Raw records
+-------+
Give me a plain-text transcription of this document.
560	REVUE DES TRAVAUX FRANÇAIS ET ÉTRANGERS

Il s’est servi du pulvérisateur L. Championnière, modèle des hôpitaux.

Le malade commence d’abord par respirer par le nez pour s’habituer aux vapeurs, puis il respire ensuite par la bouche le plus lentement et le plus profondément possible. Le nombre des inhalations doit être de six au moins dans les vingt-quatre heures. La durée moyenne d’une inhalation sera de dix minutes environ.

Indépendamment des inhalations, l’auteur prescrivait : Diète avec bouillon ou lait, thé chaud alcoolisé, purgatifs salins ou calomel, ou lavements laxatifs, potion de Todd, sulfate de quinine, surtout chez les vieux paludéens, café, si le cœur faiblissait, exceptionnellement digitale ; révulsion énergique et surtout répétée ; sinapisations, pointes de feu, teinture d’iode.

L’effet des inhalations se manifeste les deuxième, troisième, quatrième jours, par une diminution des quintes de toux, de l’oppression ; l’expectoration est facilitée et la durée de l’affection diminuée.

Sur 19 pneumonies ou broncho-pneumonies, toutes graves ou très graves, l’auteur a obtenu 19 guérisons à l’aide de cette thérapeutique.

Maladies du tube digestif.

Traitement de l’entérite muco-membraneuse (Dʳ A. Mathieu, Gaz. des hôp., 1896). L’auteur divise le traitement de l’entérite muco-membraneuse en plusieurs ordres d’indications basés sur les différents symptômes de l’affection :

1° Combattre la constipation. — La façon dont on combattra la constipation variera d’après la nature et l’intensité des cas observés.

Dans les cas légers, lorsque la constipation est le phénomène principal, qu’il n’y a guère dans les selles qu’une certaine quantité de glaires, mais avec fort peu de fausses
+-------+
§ **Job**
Gather up the lines that contain the word "dans".

§ **Solution to this task**
Le malade commence d’abord par respirer par le nez pour s’habituer aux vapeurs, puis il respire ensuite par la bouche le plus lentement et le plus profondément possible. Le nombre des inhalations doit être de six au moins dans les vingt-quatre heures. La durée moyenne d’une inhalation sera de dix minutes environ.
Dans les cas légers, lorsque la constipation est le phénomène principal, qu’il n’y a guère dans les selles qu’une certaine quantité de glaires, mais avec fort peu de fausses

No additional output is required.